Retype the records below exactly as they appear, but leave out any pictures.
— start Records for this task —
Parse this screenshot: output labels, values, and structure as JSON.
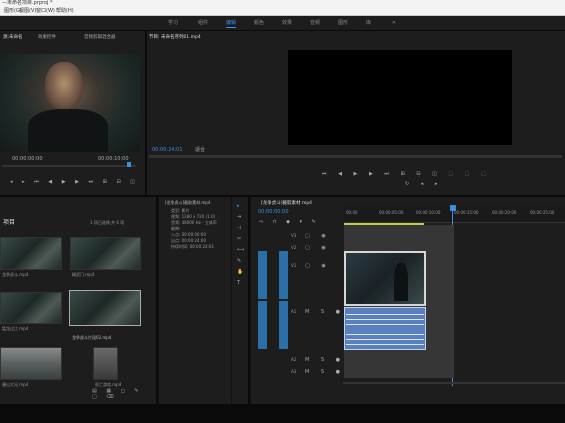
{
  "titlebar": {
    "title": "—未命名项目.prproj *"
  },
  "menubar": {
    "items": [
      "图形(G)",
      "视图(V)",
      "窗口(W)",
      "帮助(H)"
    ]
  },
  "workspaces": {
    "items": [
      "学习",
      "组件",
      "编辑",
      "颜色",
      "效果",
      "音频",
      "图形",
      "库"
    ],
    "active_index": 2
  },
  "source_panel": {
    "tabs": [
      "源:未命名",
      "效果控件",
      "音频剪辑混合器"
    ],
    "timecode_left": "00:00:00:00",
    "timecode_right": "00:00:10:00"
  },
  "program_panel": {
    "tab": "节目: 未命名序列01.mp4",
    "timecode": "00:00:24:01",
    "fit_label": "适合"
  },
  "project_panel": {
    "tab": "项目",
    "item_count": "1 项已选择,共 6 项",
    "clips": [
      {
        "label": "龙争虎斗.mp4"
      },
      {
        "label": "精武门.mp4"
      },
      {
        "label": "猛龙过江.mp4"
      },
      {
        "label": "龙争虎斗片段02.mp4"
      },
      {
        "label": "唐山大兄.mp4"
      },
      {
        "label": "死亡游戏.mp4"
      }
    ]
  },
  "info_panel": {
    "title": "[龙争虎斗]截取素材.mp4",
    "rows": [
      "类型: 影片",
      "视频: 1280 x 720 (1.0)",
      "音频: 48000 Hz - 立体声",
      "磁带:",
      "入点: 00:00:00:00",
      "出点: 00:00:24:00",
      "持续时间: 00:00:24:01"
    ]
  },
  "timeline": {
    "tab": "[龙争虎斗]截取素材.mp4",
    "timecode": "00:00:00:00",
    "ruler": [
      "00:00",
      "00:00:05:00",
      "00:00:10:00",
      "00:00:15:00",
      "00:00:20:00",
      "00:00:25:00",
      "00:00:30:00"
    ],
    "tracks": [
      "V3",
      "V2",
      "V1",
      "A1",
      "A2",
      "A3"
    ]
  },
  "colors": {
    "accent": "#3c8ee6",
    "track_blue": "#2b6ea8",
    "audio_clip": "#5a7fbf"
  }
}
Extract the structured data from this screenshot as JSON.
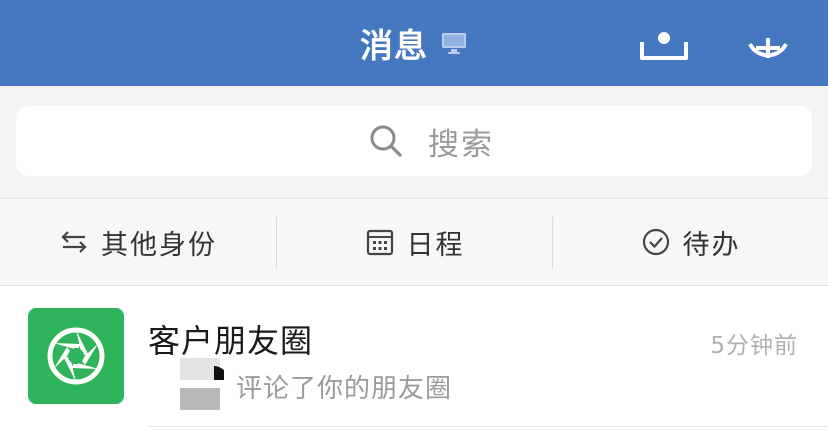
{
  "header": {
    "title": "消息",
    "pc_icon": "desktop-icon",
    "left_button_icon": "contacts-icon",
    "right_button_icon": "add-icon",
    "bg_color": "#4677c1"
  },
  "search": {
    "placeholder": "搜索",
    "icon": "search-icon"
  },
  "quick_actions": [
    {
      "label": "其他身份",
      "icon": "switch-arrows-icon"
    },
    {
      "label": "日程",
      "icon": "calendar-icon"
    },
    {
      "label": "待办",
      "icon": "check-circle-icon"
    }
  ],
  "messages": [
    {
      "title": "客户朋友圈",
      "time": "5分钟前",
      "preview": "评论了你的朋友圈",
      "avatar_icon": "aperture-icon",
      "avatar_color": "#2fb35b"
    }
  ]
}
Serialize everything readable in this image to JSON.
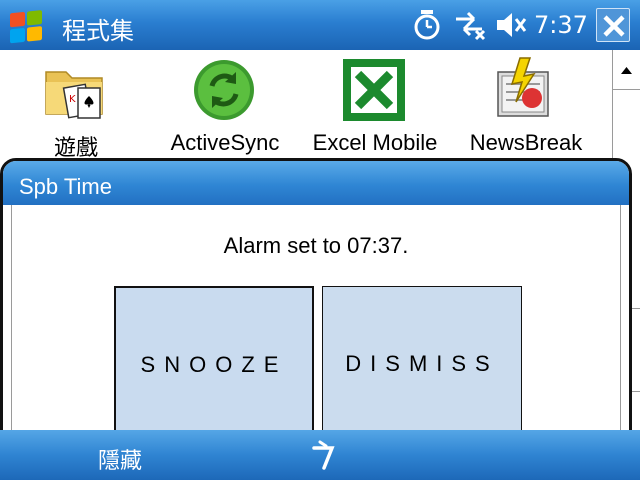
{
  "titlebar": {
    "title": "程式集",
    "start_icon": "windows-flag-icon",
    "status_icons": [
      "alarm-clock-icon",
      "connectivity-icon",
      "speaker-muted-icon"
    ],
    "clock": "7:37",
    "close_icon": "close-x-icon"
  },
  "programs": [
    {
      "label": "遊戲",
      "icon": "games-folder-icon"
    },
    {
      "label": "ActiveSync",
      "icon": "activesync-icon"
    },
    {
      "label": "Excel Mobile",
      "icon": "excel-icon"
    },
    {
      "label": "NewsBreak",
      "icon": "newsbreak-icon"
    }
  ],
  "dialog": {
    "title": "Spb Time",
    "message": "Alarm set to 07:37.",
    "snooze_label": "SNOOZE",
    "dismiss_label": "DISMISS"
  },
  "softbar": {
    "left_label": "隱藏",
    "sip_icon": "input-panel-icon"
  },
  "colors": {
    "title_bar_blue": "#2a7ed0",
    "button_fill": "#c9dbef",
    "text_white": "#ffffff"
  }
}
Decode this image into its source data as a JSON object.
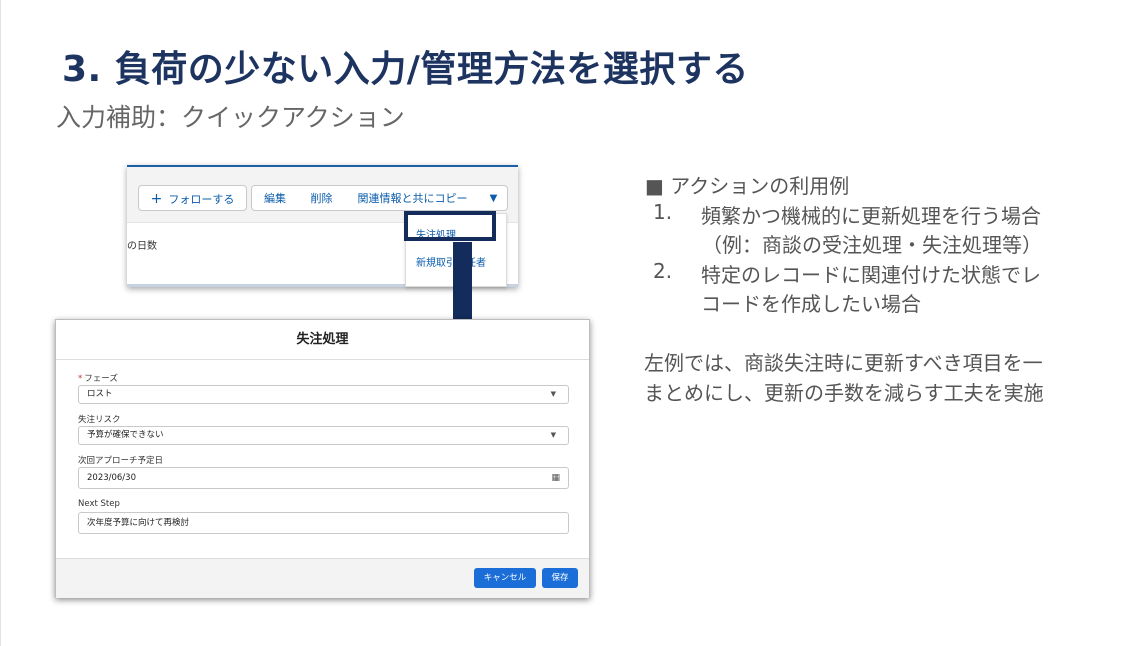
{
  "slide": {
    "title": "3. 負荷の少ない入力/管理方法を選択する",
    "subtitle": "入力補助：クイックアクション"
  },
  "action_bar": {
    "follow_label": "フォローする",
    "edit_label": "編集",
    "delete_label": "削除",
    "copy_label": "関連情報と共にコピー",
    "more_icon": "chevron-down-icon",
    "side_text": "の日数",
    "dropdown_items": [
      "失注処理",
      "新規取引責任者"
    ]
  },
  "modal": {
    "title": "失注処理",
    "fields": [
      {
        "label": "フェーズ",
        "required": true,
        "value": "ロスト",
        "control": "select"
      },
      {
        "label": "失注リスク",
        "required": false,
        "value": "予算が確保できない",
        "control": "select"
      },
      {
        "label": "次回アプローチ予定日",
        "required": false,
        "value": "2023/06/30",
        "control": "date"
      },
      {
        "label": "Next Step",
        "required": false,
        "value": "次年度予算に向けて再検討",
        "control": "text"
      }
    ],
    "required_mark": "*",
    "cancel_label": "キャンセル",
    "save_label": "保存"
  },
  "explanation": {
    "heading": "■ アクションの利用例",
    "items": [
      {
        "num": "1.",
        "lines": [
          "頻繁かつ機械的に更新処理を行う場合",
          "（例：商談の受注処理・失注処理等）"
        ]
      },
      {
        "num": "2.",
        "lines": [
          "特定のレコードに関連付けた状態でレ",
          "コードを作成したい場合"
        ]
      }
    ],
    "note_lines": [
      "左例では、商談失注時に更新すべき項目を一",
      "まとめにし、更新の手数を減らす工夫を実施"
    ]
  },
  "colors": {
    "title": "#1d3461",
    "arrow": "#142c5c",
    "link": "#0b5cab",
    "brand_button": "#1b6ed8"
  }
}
— end Records for this task —
> [Worked solution]:
Parse this screenshot: output labels, values, and structure as JSON.
{
  "titlebar": {
    "title": "—未命名项目.prproj *"
  },
  "menubar": {
    "items": [
      "图形(G)",
      "视图(V)",
      "窗口(W)",
      "帮助(H)"
    ]
  },
  "workspaces": {
    "items": [
      "学习",
      "组件",
      "编辑",
      "颜色",
      "效果",
      "音频",
      "图形",
      "库"
    ],
    "active_index": 2
  },
  "source_panel": {
    "tabs": [
      "源:未命名",
      "效果控件",
      "音频剪辑混合器"
    ],
    "timecode_left": "00:00:00:00",
    "timecode_right": "00:00:10:00"
  },
  "program_panel": {
    "tab": "节目: 未命名序列01.mp4",
    "timecode": "00:00:24:01",
    "fit_label": "适合"
  },
  "project_panel": {
    "tab": "项目",
    "item_count": "1 项已选择,共 6 项",
    "clips": [
      {
        "label": "龙争虎斗.mp4"
      },
      {
        "label": "精武门.mp4"
      },
      {
        "label": "猛龙过江.mp4"
      },
      {
        "label": "龙争虎斗片段02.mp4"
      },
      {
        "label": "唐山大兄.mp4"
      },
      {
        "label": "死亡游戏.mp4"
      }
    ]
  },
  "info_panel": {
    "title": "[龙争虎斗]截取素材.mp4",
    "rows": [
      "类型: 影片",
      "视频: 1280 x 720 (1.0)",
      "音频: 48000 Hz - 立体声",
      "磁带:",
      "入点: 00:00:00:00",
      "出点: 00:00:24:00",
      "持续时间: 00:00:24:01"
    ]
  },
  "timeline": {
    "tab": "[龙争虎斗]截取素材.mp4",
    "timecode": "00:00:00:00",
    "ruler": [
      "00:00",
      "00:00:05:00",
      "00:00:10:00",
      "00:00:15:00",
      "00:00:20:00",
      "00:00:25:00",
      "00:00:30:00"
    ],
    "tracks": [
      "V3",
      "V2",
      "V1",
      "A1",
      "A2",
      "A3"
    ]
  },
  "colors": {
    "accent": "#3c8ee6",
    "track_blue": "#2b6ea8",
    "audio_clip": "#5a7fbf"
  }
}
Extract the structured data from this screenshot as JSON.
{
  "header": {
    "title": "消息",
    "pc_icon": "desktop-icon",
    "left_button_icon": "contacts-icon",
    "right_button_icon": "add-icon",
    "bg_color": "#4677c1"
  },
  "search": {
    "placeholder": "搜索",
    "icon": "search-icon"
  },
  "quick_actions": [
    {
      "label": "其他身份",
      "icon": "switch-arrows-icon"
    },
    {
      "label": "日程",
      "icon": "calendar-icon"
    },
    {
      "label": "待办",
      "icon": "check-circle-icon"
    }
  ],
  "messages": [
    {
      "title": "客户朋友圈",
      "time": "5分钟前",
      "preview": "评论了你的朋友圈",
      "avatar_icon": "aperture-icon",
      "avatar_color": "#2fb35b"
    }
  ]
}
Serialize everything readable in this image to JSON.
{
  "titlebar": {
    "title": "程式集",
    "start_icon": "windows-flag-icon",
    "status_icons": [
      "alarm-clock-icon",
      "connectivity-icon",
      "speaker-muted-icon"
    ],
    "clock": "7:37",
    "close_icon": "close-x-icon"
  },
  "programs": [
    {
      "label": "遊戲",
      "icon": "games-folder-icon"
    },
    {
      "label": "ActiveSync",
      "icon": "activesync-icon"
    },
    {
      "label": "Excel Mobile",
      "icon": "excel-icon"
    },
    {
      "label": "NewsBreak",
      "icon": "newsbreak-icon"
    }
  ],
  "dialog": {
    "title": "Spb Time",
    "message": "Alarm set to 07:37.",
    "snooze_label": "SNOOZE",
    "dismiss_label": "DISMISS"
  },
  "softbar": {
    "left_label": "隱藏",
    "sip_icon": "input-panel-icon"
  },
  "colors": {
    "title_bar_blue": "#2a7ed0",
    "button_fill": "#c9dbef",
    "text_white": "#ffffff"
  }
}
Decode this image into its source data as a JSON object.
{
  "slide": {
    "title": "3. 負荷の少ない入力/管理方法を選択する",
    "subtitle": "入力補助：クイックアクション"
  },
  "action_bar": {
    "follow_label": "フォローする",
    "edit_label": "編集",
    "delete_label": "削除",
    "copy_label": "関連情報と共にコピー",
    "more_icon": "chevron-down-icon",
    "side_text": "の日数",
    "dropdown_items": [
      "失注処理",
      "新規取引責任者"
    ]
  },
  "modal": {
    "title": "失注処理",
    "fields": [
      {
        "label": "フェーズ",
        "required": true,
        "value": "ロスト",
        "control": "select"
      },
      {
        "label": "失注リスク",
        "required": false,
        "value": "予算が確保できない",
        "control": "select"
      },
      {
        "label": "次回アプローチ予定日",
        "required": false,
        "value": "2023/06/30",
        "control": "date"
      },
      {
        "label": "Next Step",
        "required": false,
        "value": "次年度予算に向けて再検討",
        "control": "text"
      }
    ],
    "required_mark": "*",
    "cancel_label": "キャンセル",
    "save_label": "保存"
  },
  "explanation": {
    "heading": "■ アクションの利用例",
    "items": [
      {
        "num": "1.",
        "lines": [
          "頻繁かつ機械的に更新処理を行う場合",
          "（例：商談の受注処理・失注処理等）"
        ]
      },
      {
        "num": "2.",
        "lines": [
          "特定のレコードに関連付けた状態でレ",
          "コードを作成したい場合"
        ]
      }
    ],
    "note_lines": [
      "左例では、商談失注時に更新すべき項目を一",
      "まとめにし、更新の手数を減らす工夫を実施"
    ]
  },
  "colors": {
    "title": "#1d3461",
    "arrow": "#142c5c",
    "link": "#0b5cab",
    "brand_button": "#1b6ed8"
  }
}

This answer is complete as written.